#### Given information
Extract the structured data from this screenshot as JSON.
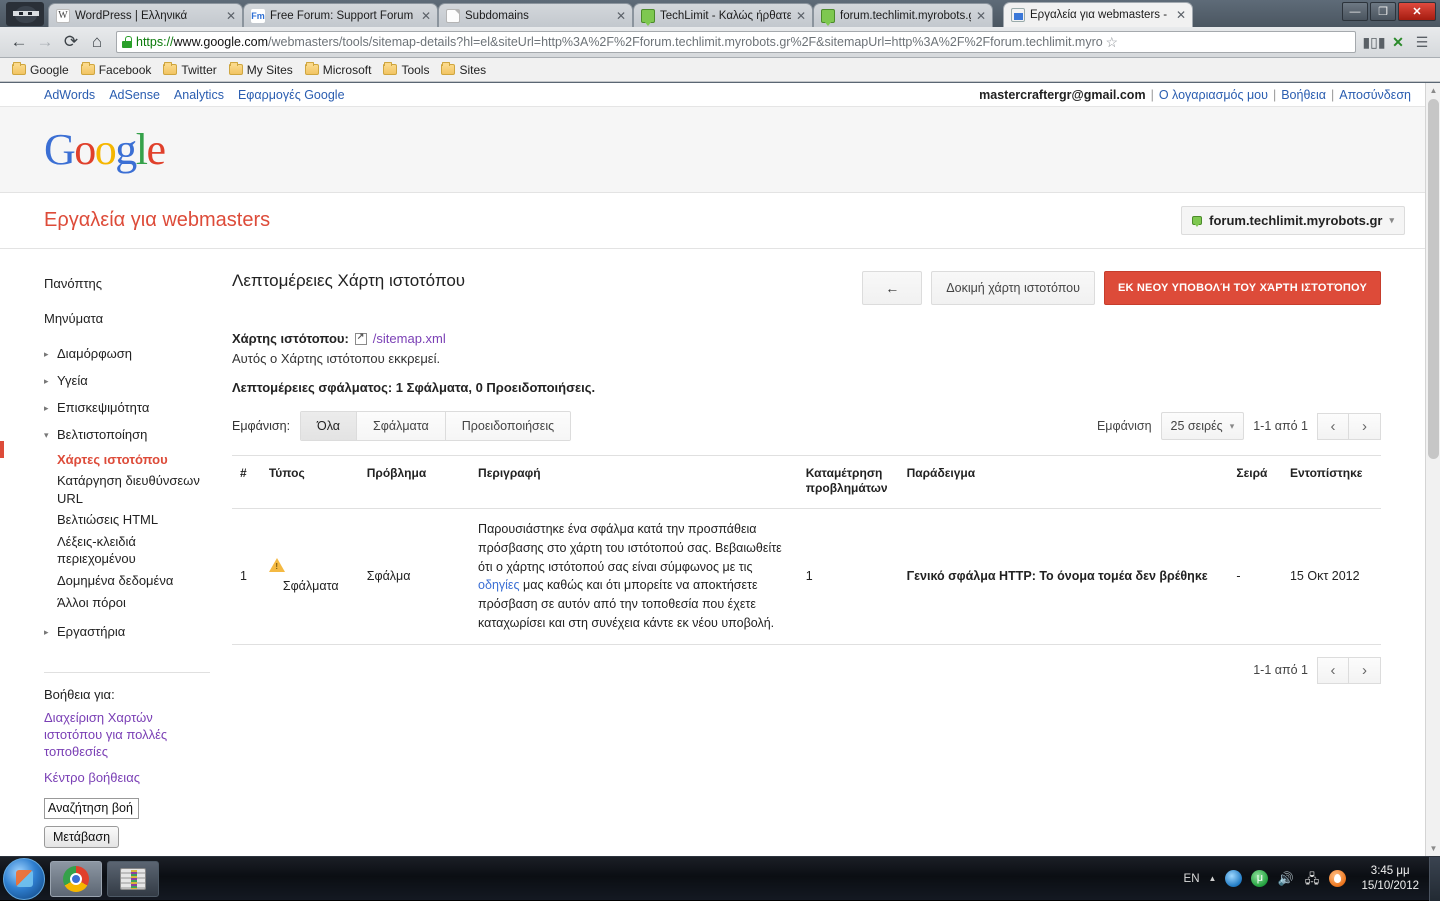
{
  "browser": {
    "tabs": [
      {
        "title": "WordPress | Ελληνικά",
        "favicon": "wordpress-icon",
        "active": false
      },
      {
        "title": "Free Forum: Support Forum",
        "favicon": "forumotion-icon",
        "active": false
      },
      {
        "title": "Subdomains",
        "favicon": "document-icon",
        "active": false
      },
      {
        "title": "TechLimit - Καλώς ήρθατε",
        "favicon": "green-chat-icon",
        "active": false
      },
      {
        "title": "forum.techlimit.myrobots.gr",
        "favicon": "green-chat-icon",
        "active": false
      },
      {
        "title": "Εργαλεία για webmasters -",
        "favicon": "webmaster-tools-icon",
        "active": true
      }
    ],
    "tab_close_label": "✕",
    "window_controls": {
      "minimize": "—",
      "maximize": "❐",
      "close": "✕"
    },
    "nav": {
      "back": "←",
      "forward": "→",
      "reload": "⟳",
      "home": "⌂"
    },
    "url": {
      "scheme": "https://",
      "host": "www.google.com",
      "rest": "/webmasters/tools/sitemap-details?hl=el&siteUrl=http%3A%2F%2Fforum.techlimit.myrobots.gr%2F&sitemapUrl=http%3A%2F%2Fforum.techlimit.myro",
      "lock": "lock-icon",
      "star": "☆"
    },
    "toolbar_icons": [
      "analytics-icon",
      "extension-icon",
      "menu-icon"
    ],
    "bookmarks": [
      {
        "label": "Google"
      },
      {
        "label": "Facebook"
      },
      {
        "label": "Twitter"
      },
      {
        "label": "My Sites"
      },
      {
        "label": "Microsoft"
      },
      {
        "label": "Tools"
      },
      {
        "label": "Sites"
      }
    ]
  },
  "gbar": {
    "links": [
      "AdWords",
      "AdSense",
      "Analytics",
      "Εφαρμογές Google"
    ],
    "user_email": "mastercraftergr@gmail.com",
    "account_link": "Ο λογαριασμός μου",
    "help_link": "Βοήθεια",
    "signout_link": "Αποσύνδεση",
    "separator": "|"
  },
  "logo": {
    "parts": [
      {
        "ch": "G",
        "color": "#3b6fd4"
      },
      {
        "ch": "o",
        "color": "#e0402b"
      },
      {
        "ch": "o",
        "color": "#f5b600"
      },
      {
        "ch": "g",
        "color": "#3b6fd4"
      },
      {
        "ch": "l",
        "color": "#35a14a"
      },
      {
        "ch": "e",
        "color": "#e0402b"
      }
    ]
  },
  "header": {
    "product_title": "Εργαλεία για webmasters",
    "product_title_color": "#dd4b39",
    "site_selector": {
      "label": "forum.techlimit.myrobots.gr",
      "caret": "▾",
      "icon": "site-icon"
    }
  },
  "sidebar": {
    "items": [
      {
        "label": "Πανόπτης",
        "arrow": "",
        "level": "top"
      },
      {
        "label": "Μηνύματα",
        "arrow": "",
        "level": "top"
      },
      {
        "label": "Διαμόρφωση",
        "arrow": "▸",
        "level": "group"
      },
      {
        "label": "Υγεία",
        "arrow": "▸",
        "level": "group"
      },
      {
        "label": "Επισκεψιμότητα",
        "arrow": "▸",
        "level": "group"
      },
      {
        "label": "Βελτιστοποίηση",
        "arrow": "▾",
        "level": "group",
        "expanded": true
      }
    ],
    "sub_items": [
      {
        "label": "Χάρτες ιστοτόπου",
        "active": true
      },
      {
        "label": "Κατάργηση διευθύνσεων URL",
        "active": false
      },
      {
        "label": "Βελτιώσεις HTML",
        "active": false
      },
      {
        "label": "Λέξεις-κλειδιά περιεχομένου",
        "active": false
      },
      {
        "label": "Δομημένα δεδομένα",
        "active": false
      },
      {
        "label": "Άλλοι πόροι",
        "active": false
      }
    ],
    "last_group": {
      "label": "Εργαστήρια",
      "arrow": "▸"
    },
    "help": {
      "heading": "Βοήθεια για:",
      "link1": "Διαχείριση Χαρτών ιστοτόπου για πολλές τοποθεσίες",
      "link2": "Κέντρο βοήθειας",
      "search_value": "Αναζήτηση βοή",
      "search_placeholder": "Αναζήτηση βοήθειας",
      "go_button": "Μετάβαση"
    }
  },
  "main": {
    "page_title": "Λεπτομέρειες Χάρτη ιστοτόπου",
    "actions": {
      "back": "←",
      "test": "Δοκιμή χάρτη ιστοτόπου",
      "resubmit": "ΕΚ ΝΕΟΥ ΥΠΟΒΟΛΉ ΤΟΥ ΧΆΡΤΗ ΙΣΤΟΤΌΠΟΥ",
      "resubmit_color": "#dd4b39"
    },
    "sitemap": {
      "label": "Χάρτης ιστότοπου:",
      "link": "/sitemap.xml",
      "ext_icon": "external-link-icon",
      "status": "Αυτός ο Χάρτης ιστότοπου εκκρεμεί.",
      "error_summary": "Λεπτομέρειες σφάλματος: 1 Σφάλματα, 0 Προειδοποιήσεις."
    },
    "filter": {
      "label": "Εμφάνιση:",
      "options": [
        {
          "label": "Όλα",
          "selected": true
        },
        {
          "label": "Σφάλματα",
          "selected": false
        },
        {
          "label": "Προειδοποιήσεις",
          "selected": false
        }
      ]
    },
    "pager": {
      "show_label": "Εμφάνιση",
      "rows_value": "25 σειρές",
      "rows_caret": "▾",
      "range": "1-1 από 1",
      "prev": "‹",
      "next": "›"
    },
    "table": {
      "headers": [
        "#",
        "Τύπος",
        "Πρόβλημα",
        "Περιγραφή",
        "Καταμέτρηση προβλημάτων",
        "Παράδειγμα",
        "Σειρά",
        "Εντοπίστηκε"
      ],
      "rows": [
        {
          "num": "1",
          "type_icon": "warning-triangle-icon",
          "type": "Σφάλματα",
          "problem": "Σφάλμα",
          "desc_before": "Παρουσιάστηκε ένα σφάλμα κατά την προσπάθεια πρόσβασης στο χάρτη του ιστότοπού σας. Βεβαιωθείτε ότι ο χάρτης ιστότοπού σας είναι σύμφωνος με τις ",
          "desc_link": "οδηγίες",
          "desc_after": " μας καθώς και ότι μπορείτε να αποκτήσετε πρόσβαση σε αυτόν από την τοποθεσία που έχετε καταχωρίσει και στη συνέχεια κάντε εκ νέου υποβολή.",
          "count": "1",
          "example": "Γενικό σφάλμα HTTP: Το όνομα τομέα δεν βρέθηκε",
          "line": "-",
          "detected": "15 Οκτ 2012"
        }
      ]
    }
  },
  "taskbar": {
    "start": "start-orb",
    "tasks": [
      {
        "icon": "chrome-icon",
        "active": true
      },
      {
        "icon": "winrar-icon",
        "active": false
      }
    ],
    "tray": {
      "language": "EN",
      "expand": "▲",
      "icons": [
        "internet-explorer-icon",
        "utorrent-icon",
        "volume-icon",
        "network-icon",
        "updater-icon"
      ],
      "time": "3:45 μμ",
      "date": "15/10/2012"
    }
  }
}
########
= Work to do =
Leave out the pictures and give the rest of the records again exactly.

= In response =
Extract the structured data from this screenshot as JSON.
{
  "browser": {
    "tabs": [
      {
        "title": "WordPress | Ελληνικά",
        "favicon": "wordpress-icon",
        "active": false
      },
      {
        "title": "Free Forum: Support Forum",
        "favicon": "forumotion-icon",
        "active": false
      },
      {
        "title": "Subdomains",
        "favicon": "document-icon",
        "active": false
      },
      {
        "title": "TechLimit - Καλώς ήρθατε",
        "favicon": "green-chat-icon",
        "active": false
      },
      {
        "title": "forum.techlimit.myrobots.gr",
        "favicon": "green-chat-icon",
        "active": false
      },
      {
        "title": "Εργαλεία για webmasters -",
        "favicon": "webmaster-tools-icon",
        "active": true
      }
    ],
    "tab_close_label": "✕",
    "window_controls": {
      "minimize": "—",
      "maximize": "❐",
      "close": "✕"
    },
    "nav": {
      "back": "←",
      "forward": "→",
      "reload": "⟳",
      "home": "⌂"
    },
    "url": {
      "scheme": "https://",
      "host": "www.google.com",
      "rest": "/webmasters/tools/sitemap-details?hl=el&siteUrl=http%3A%2F%2Fforum.techlimit.myrobots.gr%2F&sitemapUrl=http%3A%2F%2Fforum.techlimit.myro",
      "lock": "lock-icon",
      "star": "☆"
    },
    "toolbar_icons": [
      "analytics-icon",
      "extension-icon",
      "menu-icon"
    ],
    "bookmarks": [
      {
        "label": "Google"
      },
      {
        "label": "Facebook"
      },
      {
        "label": "Twitter"
      },
      {
        "label": "My Sites"
      },
      {
        "label": "Microsoft"
      },
      {
        "label": "Tools"
      },
      {
        "label": "Sites"
      }
    ]
  },
  "gbar": {
    "links": [
      "AdWords",
      "AdSense",
      "Analytics",
      "Εφαρμογές Google"
    ],
    "user_email": "mastercraftergr@gmail.com",
    "account_link": "Ο λογαριασμός μου",
    "help_link": "Βοήθεια",
    "signout_link": "Αποσύνδεση",
    "separator": "|"
  },
  "logo": {
    "parts": [
      {
        "ch": "G",
        "color": "#3b6fd4"
      },
      {
        "ch": "o",
        "color": "#e0402b"
      },
      {
        "ch": "o",
        "color": "#f5b600"
      },
      {
        "ch": "g",
        "color": "#3b6fd4"
      },
      {
        "ch": "l",
        "color": "#35a14a"
      },
      {
        "ch": "e",
        "color": "#e0402b"
      }
    ]
  },
  "header": {
    "product_title": "Εργαλεία για webmasters",
    "product_title_color": "#dd4b39",
    "site_selector": {
      "label": "forum.techlimit.myrobots.gr",
      "caret": "▾",
      "icon": "site-icon"
    }
  },
  "sidebar": {
    "items": [
      {
        "label": "Πανόπτης",
        "arrow": "",
        "level": "top"
      },
      {
        "label": "Μηνύματα",
        "arrow": "",
        "level": "top"
      },
      {
        "label": "Διαμόρφωση",
        "arrow": "▸",
        "level": "group"
      },
      {
        "label": "Υγεία",
        "arrow": "▸",
        "level": "group"
      },
      {
        "label": "Επισκεψιμότητα",
        "arrow": "▸",
        "level": "group"
      },
      {
        "label": "Βελτιστοποίηση",
        "arrow": "▾",
        "level": "group",
        "expanded": true
      }
    ],
    "sub_items": [
      {
        "label": "Χάρτες ιστοτόπου",
        "active": true
      },
      {
        "label": "Κατάργηση διευθύνσεων URL",
        "active": false
      },
      {
        "label": "Βελτιώσεις HTML",
        "active": false
      },
      {
        "label": "Λέξεις-κλειδιά περιεχομένου",
        "active": false
      },
      {
        "label": "Δομημένα δεδομένα",
        "active": false
      },
      {
        "label": "Άλλοι πόροι",
        "active": false
      }
    ],
    "last_group": {
      "label": "Εργαστήρια",
      "arrow": "▸"
    },
    "help": {
      "heading": "Βοήθεια για:",
      "link1": "Διαχείριση Χαρτών ιστοτόπου για πολλές τοποθεσίες",
      "link2": "Κέντρο βοήθειας",
      "search_value": "Αναζήτηση βοή",
      "search_placeholder": "Αναζήτηση βοήθειας",
      "go_button": "Μετάβαση"
    }
  },
  "main": {
    "page_title": "Λεπτομέρειες Χάρτη ιστοτόπου",
    "actions": {
      "back": "←",
      "test": "Δοκιμή χάρτη ιστοτόπου",
      "resubmit": "ΕΚ ΝΕΟΥ ΥΠΟΒΟΛΉ ΤΟΥ ΧΆΡΤΗ ΙΣΤΟΤΌΠΟΥ",
      "resubmit_color": "#dd4b39"
    },
    "sitemap": {
      "label": "Χάρτης ιστότοπου:",
      "link": "/sitemap.xml",
      "ext_icon": "external-link-icon",
      "status": "Αυτός ο Χάρτης ιστότοπου εκκρεμεί.",
      "error_summary": "Λεπτομέρειες σφάλματος: 1 Σφάλματα, 0 Προειδοποιήσεις."
    },
    "filter": {
      "label": "Εμφάνιση:",
      "options": [
        {
          "label": "Όλα",
          "selected": true
        },
        {
          "label": "Σφάλματα",
          "selected": false
        },
        {
          "label": "Προειδοποιήσεις",
          "selected": false
        }
      ]
    },
    "pager": {
      "show_label": "Εμφάνιση",
      "rows_value": "25 σειρές",
      "rows_caret": "▾",
      "range": "1-1 από 1",
      "prev": "‹",
      "next": "›"
    },
    "table": {
      "headers": [
        "#",
        "Τύπος",
        "Πρόβλημα",
        "Περιγραφή",
        "Καταμέτρηση προβλημάτων",
        "Παράδειγμα",
        "Σειρά",
        "Εντοπίστηκε"
      ],
      "rows": [
        {
          "num": "1",
          "type_icon": "warning-triangle-icon",
          "type": "Σφάλματα",
          "problem": "Σφάλμα",
          "desc_before": "Παρουσιάστηκε ένα σφάλμα κατά την προσπάθεια πρόσβασης στο χάρτη του ιστότοπού σας. Βεβαιωθείτε ότι ο χάρτης ιστότοπού σας είναι σύμφωνος με τις ",
          "desc_link": "οδηγίες",
          "desc_after": " μας καθώς και ότι μπορείτε να αποκτήσετε πρόσβαση σε αυτόν από την τοποθεσία που έχετε καταχωρίσει και στη συνέχεια κάντε εκ νέου υποβολή.",
          "count": "1",
          "example": "Γενικό σφάλμα HTTP: Το όνομα τομέα δεν βρέθηκε",
          "line": "-",
          "detected": "15 Οκτ 2012"
        }
      ]
    }
  },
  "taskbar": {
    "start": "start-orb",
    "tasks": [
      {
        "icon": "chrome-icon",
        "active": true
      },
      {
        "icon": "winrar-icon",
        "active": false
      }
    ],
    "tray": {
      "language": "EN",
      "expand": "▲",
      "icons": [
        "internet-explorer-icon",
        "utorrent-icon",
        "volume-icon",
        "network-icon",
        "updater-icon"
      ],
      "time": "3:45 μμ",
      "date": "15/10/2012"
    }
  }
}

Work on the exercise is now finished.